What is needed - The data below should be printed in full, exactly, and without any of its images.

Entries -
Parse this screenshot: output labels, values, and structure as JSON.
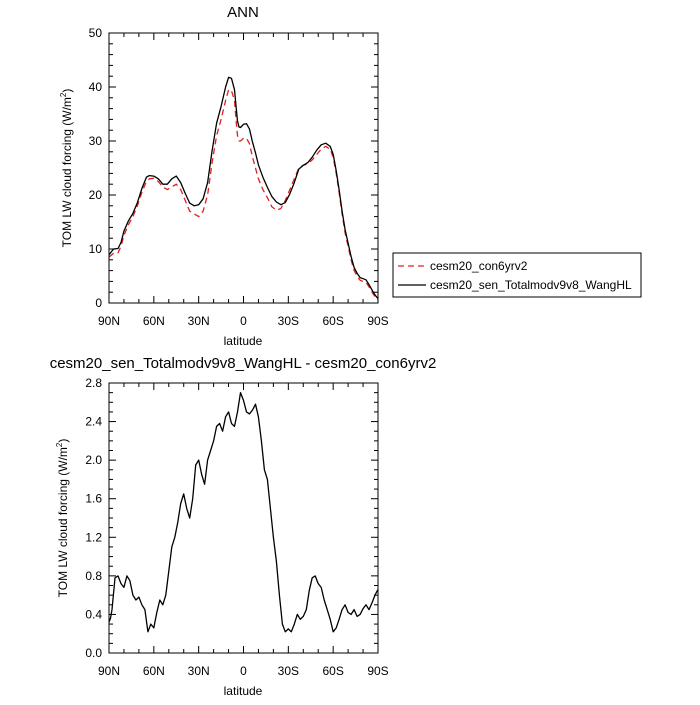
{
  "chart_data": [
    {
      "type": "line",
      "title": "ANN",
      "xlabel": "latitude",
      "ylabel": "TOM LW cloud forcing (W/m",
      "ylabel_sup": "2",
      "ylabel_close": ")",
      "xlim": [
        90,
        -90
      ],
      "ylim": [
        0,
        50
      ],
      "x_ticks": [
        90,
        60,
        30,
        0,
        -30,
        -60,
        -90
      ],
      "x_tick_labels": [
        "90N",
        "60N",
        "30N",
        "0",
        "30S",
        "60S",
        "90S"
      ],
      "y_ticks": [
        0,
        10,
        20,
        30,
        40,
        50
      ],
      "y_tick_labels": [
        "0",
        "10",
        "20",
        "30",
        "40",
        "50"
      ],
      "legend": "right",
      "series": [
        {
          "name": "cesm20_con6yrv2",
          "color": "#e02020",
          "dash": "dashed",
          "x": [
            90,
            87,
            84,
            82,
            80,
            77,
            74,
            71,
            68,
            65,
            63,
            60,
            57,
            54,
            51,
            48,
            45,
            42,
            39,
            36,
            33,
            30,
            27,
            24,
            21,
            18,
            15,
            12,
            10,
            8,
            6,
            5,
            4,
            3,
            2,
            0,
            -2,
            -4,
            -6,
            -8,
            -10,
            -13,
            -16,
            -19,
            -22,
            -25,
            -28,
            -31,
            -34,
            -37,
            -40,
            -43,
            -46,
            -49,
            -52,
            -55,
            -58,
            -60,
            -62,
            -64,
            -66,
            -68,
            -70,
            -72,
            -74,
            -76,
            -78,
            -80,
            -82,
            -84,
            -86,
            -88,
            -90
          ],
          "values": [
            8.5,
            9.2,
            9.3,
            10.5,
            12.5,
            14.5,
            16.0,
            18.0,
            20.5,
            22.5,
            23.0,
            23.1,
            22.5,
            21.5,
            21.0,
            21.5,
            22.0,
            21.0,
            19.0,
            17.0,
            16.5,
            16.0,
            17.0,
            20.0,
            26.0,
            31.0,
            34.0,
            37.5,
            39.5,
            39.3,
            37.5,
            34.0,
            31.0,
            30.0,
            30.0,
            30.5,
            30.5,
            29.5,
            27.0,
            25.0,
            23.0,
            21.0,
            19.5,
            17.8,
            17.2,
            17.5,
            19.0,
            21.0,
            23.0,
            25.0,
            25.5,
            25.8,
            26.5,
            27.5,
            28.5,
            29.0,
            28.5,
            27.0,
            24.0,
            20.5,
            16.5,
            13.0,
            10.5,
            8.0,
            6.0,
            5.0,
            4.2,
            4.0,
            3.8,
            3.0,
            2.0,
            1.2,
            0.5
          ]
        },
        {
          "name": "cesm20_sen_Totalmodv9v8_WangHL",
          "color": "#000000",
          "dash": "solid",
          "x": [
            90,
            87,
            84,
            82,
            80,
            77,
            74,
            71,
            68,
            65,
            63,
            60,
            57,
            54,
            51,
            48,
            45,
            42,
            39,
            36,
            33,
            30,
            27,
            24,
            21,
            18,
            15,
            12,
            10,
            8,
            6,
            5,
            4,
            3,
            2,
            0,
            -2,
            -4,
            -6,
            -8,
            -10,
            -13,
            -16,
            -19,
            -22,
            -25,
            -28,
            -31,
            -34,
            -37,
            -40,
            -43,
            -46,
            -49,
            -52,
            -55,
            -58,
            -60,
            -62,
            -64,
            -66,
            -68,
            -70,
            -72,
            -74,
            -76,
            -78,
            -80,
            -82,
            -84,
            -86,
            -88,
            -90
          ],
          "values": [
            8.9,
            10.0,
            10.1,
            11.2,
            13.3,
            15.2,
            16.6,
            18.6,
            21.2,
            23.3,
            23.6,
            23.5,
            23.0,
            22.0,
            22.0,
            23.0,
            23.5,
            22.3,
            20.3,
            18.5,
            18.0,
            18.2,
            19.3,
            22.3,
            28.2,
            33.3,
            36.4,
            40.0,
            41.8,
            41.6,
            39.5,
            36.5,
            33.7,
            32.6,
            32.5,
            33.1,
            33.2,
            32.2,
            29.8,
            27.8,
            25.6,
            23.3,
            21.4,
            19.7,
            18.7,
            18.2,
            18.6,
            20.2,
            22.3,
            24.8,
            25.5,
            26.0,
            27.0,
            28.3,
            29.3,
            29.6,
            29.0,
            27.5,
            24.5,
            21.0,
            17.0,
            13.6,
            11.1,
            8.6,
            6.6,
            5.5,
            4.7,
            4.5,
            4.3,
            3.4,
            2.4,
            1.5,
            0.8
          ]
        }
      ]
    },
    {
      "type": "line",
      "title": "cesm20_sen_Totalmodv9v8_WangHL - cesm20_con6yrv2",
      "xlabel": "latitude",
      "ylabel": "TOM LW cloud forcing (W/m",
      "ylabel_sup": "2",
      "ylabel_close": ")",
      "xlim": [
        90,
        -90
      ],
      "ylim": [
        0,
        2.8
      ],
      "x_ticks": [
        90,
        60,
        30,
        0,
        -30,
        -60,
        -90
      ],
      "x_tick_labels": [
        "90N",
        "60N",
        "30N",
        "0",
        "30S",
        "60S",
        "90S"
      ],
      "y_ticks": [
        0,
        0.4,
        0.8,
        1.2,
        1.6,
        2.0,
        2.4,
        2.8
      ],
      "y_tick_labels": [
        "0.0",
        "0.4",
        "0.8",
        "1.2",
        "1.6",
        "2.0",
        "2.4",
        "2.8"
      ],
      "series": [
        {
          "color": "#000000",
          "dash": "solid",
          "x": [
            90,
            89,
            88,
            86,
            84,
            82,
            80,
            78,
            76,
            74,
            72,
            70,
            68,
            66,
            64,
            62,
            60,
            58,
            56,
            54,
            52,
            50,
            48,
            46,
            44,
            42,
            40,
            38,
            36,
            34,
            32,
            30,
            28,
            26,
            24,
            22,
            20,
            18,
            16,
            14,
            12,
            10,
            8,
            6,
            4,
            2,
            0,
            -2,
            -4,
            -6,
            -8,
            -10,
            -12,
            -14,
            -16,
            -18,
            -20,
            -22,
            -24,
            -26,
            -28,
            -30,
            -32,
            -34,
            -36,
            -38,
            -40,
            -42,
            -44,
            -46,
            -48,
            -50,
            -52,
            -54,
            -56,
            -58,
            -60,
            -62,
            -64,
            -66,
            -68,
            -70,
            -72,
            -74,
            -76,
            -78,
            -80,
            -82,
            -84,
            -86,
            -88,
            -90
          ],
          "values": [
            0.32,
            0.36,
            0.45,
            0.78,
            0.8,
            0.72,
            0.68,
            0.8,
            0.75,
            0.6,
            0.55,
            0.58,
            0.5,
            0.45,
            0.22,
            0.3,
            0.26,
            0.42,
            0.55,
            0.5,
            0.6,
            0.85,
            1.1,
            1.2,
            1.35,
            1.55,
            1.65,
            1.5,
            1.4,
            1.6,
            1.95,
            2.0,
            1.85,
            1.75,
            2.0,
            2.1,
            2.2,
            2.35,
            2.38,
            2.3,
            2.45,
            2.5,
            2.38,
            2.35,
            2.5,
            2.7,
            2.62,
            2.5,
            2.48,
            2.52,
            2.58,
            2.45,
            2.2,
            1.9,
            1.8,
            1.5,
            1.2,
            0.95,
            0.6,
            0.3,
            0.22,
            0.25,
            0.22,
            0.3,
            0.4,
            0.35,
            0.38,
            0.45,
            0.65,
            0.78,
            0.8,
            0.72,
            0.68,
            0.55,
            0.45,
            0.35,
            0.22,
            0.26,
            0.35,
            0.45,
            0.5,
            0.42,
            0.4,
            0.45,
            0.38,
            0.4,
            0.46,
            0.5,
            0.45,
            0.52,
            0.6,
            0.66
          ]
        }
      ]
    }
  ]
}
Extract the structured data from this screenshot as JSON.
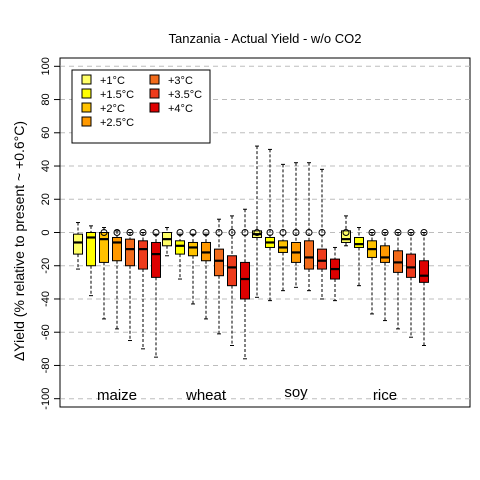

Task solution -
Parse this screenshot: output labels, values, and structure as JSON.
{
  "chart_data": [
    {
      "type": "line",
      "title": "ANN",
      "xlabel": "latitude",
      "ylabel": "TOM LW cloud forcing (W/m",
      "ylabel_sup": "2",
      "ylabel_close": ")",
      "xlim": [
        90,
        -90
      ],
      "ylim": [
        0,
        50
      ],
      "x_ticks": [
        90,
        60,
        30,
        0,
        -30,
        -60,
        -90
      ],
      "x_tick_labels": [
        "90N",
        "60N",
        "30N",
        "0",
        "30S",
        "60S",
        "90S"
      ],
      "y_ticks": [
        0,
        10,
        20,
        30,
        40,
        50
      ],
      "y_tick_labels": [
        "0",
        "10",
        "20",
        "30",
        "40",
        "50"
      ],
      "legend": "right",
      "series": [
        {
          "name": "cesm20_con6yrv2",
          "color": "#e02020",
          "dash": "dashed",
          "x": [
            90,
            87,
            84,
            82,
            80,
            77,
            74,
            71,
            68,
            65,
            63,
            60,
            57,
            54,
            51,
            48,
            45,
            42,
            39,
            36,
            33,
            30,
            27,
            24,
            21,
            18,
            15,
            12,
            10,
            8,
            6,
            5,
            4,
            3,
            2,
            0,
            -2,
            -4,
            -6,
            -8,
            -10,
            -13,
            -16,
            -19,
            -22,
            -25,
            -28,
            -31,
            -34,
            -37,
            -40,
            -43,
            -46,
            -49,
            -52,
            -55,
            -58,
            -60,
            -62,
            -64,
            -66,
            -68,
            -70,
            -72,
            -74,
            -76,
            -78,
            -80,
            -82,
            -84,
            -86,
            -88,
            -90
          ],
          "values": [
            8.5,
            9.2,
            9.3,
            10.5,
            12.5,
            14.5,
            16.0,
            18.0,
            20.5,
            22.5,
            23.0,
            23.1,
            22.5,
            21.5,
            21.0,
            21.5,
            22.0,
            21.0,
            19.0,
            17.0,
            16.5,
            16.0,
            17.0,
            20.0,
            26.0,
            31.0,
            34.0,
            37.5,
            39.5,
            39.3,
            37.5,
            34.0,
            31.0,
            30.0,
            30.0,
            30.5,
            30.5,
            29.5,
            27.0,
            25.0,
            23.0,
            21.0,
            19.5,
            17.8,
            17.2,
            17.5,
            19.0,
            21.0,
            23.0,
            25.0,
            25.5,
            25.8,
            26.5,
            27.5,
            28.5,
            29.0,
            28.5,
            27.0,
            24.0,
            20.5,
            16.5,
            13.0,
            10.5,
            8.0,
            6.0,
            5.0,
            4.2,
            4.0,
            3.8,
            3.0,
            2.0,
            1.2,
            0.5
          ]
        },
        {
          "name": "cesm20_sen_Totalmodv9v8_WangHL",
          "color": "#000000",
          "dash": "solid",
          "x": [
            90,
            87,
            84,
            82,
            80,
            77,
            74,
            71,
            68,
            65,
            63,
            60,
            57,
            54,
            51,
            48,
            45,
            42,
            39,
            36,
            33,
            30,
            27,
            24,
            21,
            18,
            15,
            12,
            10,
            8,
            6,
            5,
            4,
            3,
            2,
            0,
            -2,
            -4,
            -6,
            -8,
            -10,
            -13,
            -16,
            -19,
            -22,
            -25,
            -28,
            -31,
            -34,
            -37,
            -40,
            -43,
            -46,
            -49,
            -52,
            -55,
            -58,
            -60,
            -62,
            -64,
            -66,
            -68,
            -70,
            -72,
            -74,
            -76,
            -78,
            -80,
            -82,
            -84,
            -86,
            -88,
            -90
          ],
          "values": [
            8.9,
            10.0,
            10.1,
            11.2,
            13.3,
            15.2,
            16.6,
            18.6,
            21.2,
            23.3,
            23.6,
            23.5,
            23.0,
            22.0,
            22.0,
            23.0,
            23.5,
            22.3,
            20.3,
            18.5,
            18.0,
            18.2,
            19.3,
            22.3,
            28.2,
            33.3,
            36.4,
            40.0,
            41.8,
            41.6,
            39.5,
            36.5,
            33.7,
            32.6,
            32.5,
            33.1,
            33.2,
            32.2,
            29.8,
            27.8,
            25.6,
            23.3,
            21.4,
            19.7,
            18.7,
            18.2,
            18.6,
            20.2,
            22.3,
            24.8,
            25.5,
            26.0,
            27.0,
            28.3,
            29.3,
            29.6,
            29.0,
            27.5,
            24.5,
            21.0,
            17.0,
            13.6,
            11.1,
            8.6,
            6.6,
            5.5,
            4.7,
            4.5,
            4.3,
            3.4,
            2.4,
            1.5,
            0.8
          ]
        }
      ]
    },
    {
      "type": "line",
      "title": "cesm20_sen_Totalmodv9v8_WangHL - cesm20_con6yrv2",
      "xlabel": "latitude",
      "ylabel": "TOM LW cloud forcing (W/m",
      "ylabel_sup": "2",
      "ylabel_close": ")",
      "xlim": [
        90,
        -90
      ],
      "ylim": [
        0,
        2.8
      ],
      "x_ticks": [
        90,
        60,
        30,
        0,
        -30,
        -60,
        -90
      ],
      "x_tick_labels": [
        "90N",
        "60N",
        "30N",
        "0",
        "30S",
        "60S",
        "90S"
      ],
      "y_ticks": [
        0,
        0.4,
        0.8,
        1.2,
        1.6,
        2.0,
        2.4,
        2.8
      ],
      "y_tick_labels": [
        "0.0",
        "0.4",
        "0.8",
        "1.2",
        "1.6",
        "2.0",
        "2.4",
        "2.8"
      ],
      "series": [
        {
          "color": "#000000",
          "dash": "solid",
          "x": [
            90,
            89,
            88,
            86,
            84,
            82,
            80,
            78,
            76,
            74,
            72,
            70,
            68,
            66,
            64,
            62,
            60,
            58,
            56,
            54,
            52,
            50,
            48,
            46,
            44,
            42,
            40,
            38,
            36,
            34,
            32,
            30,
            28,
            26,
            24,
            22,
            20,
            18,
            16,
            14,
            12,
            10,
            8,
            6,
            4,
            2,
            0,
            -2,
            -4,
            -6,
            -8,
            -10,
            -12,
            -14,
            -16,
            -18,
            -20,
            -22,
            -24,
            -26,
            -28,
            -30,
            -32,
            -34,
            -36,
            -38,
            -40,
            -42,
            -44,
            -46,
            -48,
            -50,
            -52,
            -54,
            -56,
            -58,
            -60,
            -62,
            -64,
            -66,
            -68,
            -70,
            -72,
            -74,
            -76,
            -78,
            -80,
            -82,
            -84,
            -86,
            -88,
            -90
          ],
          "values": [
            0.32,
            0.36,
            0.45,
            0.78,
            0.8,
            0.72,
            0.68,
            0.8,
            0.75,
            0.6,
            0.55,
            0.58,
            0.5,
            0.45,
            0.22,
            0.3,
            0.26,
            0.42,
            0.55,
            0.5,
            0.6,
            0.85,
            1.1,
            1.2,
            1.35,
            1.55,
            1.65,
            1.5,
            1.4,
            1.6,
            1.95,
            2.0,
            1.85,
            1.75,
            2.0,
            2.1,
            2.2,
            2.35,
            2.38,
            2.3,
            2.45,
            2.5,
            2.38,
            2.35,
            2.5,
            2.7,
            2.62,
            2.5,
            2.48,
            2.52,
            2.58,
            2.45,
            2.2,
            1.9,
            1.8,
            1.5,
            1.2,
            0.95,
            0.6,
            0.3,
            0.22,
            0.25,
            0.22,
            0.3,
            0.4,
            0.35,
            0.38,
            0.45,
            0.65,
            0.78,
            0.8,
            0.72,
            0.68,
            0.55,
            0.45,
            0.35,
            0.22,
            0.26,
            0.35,
            0.45,
            0.5,
            0.42,
            0.4,
            0.45,
            0.38,
            0.4,
            0.46,
            0.5,
            0.45,
            0.52,
            0.6,
            0.66
          ]
        }
      ]
    }
  ]
}
Extract the structured data from this screenshot as JSON.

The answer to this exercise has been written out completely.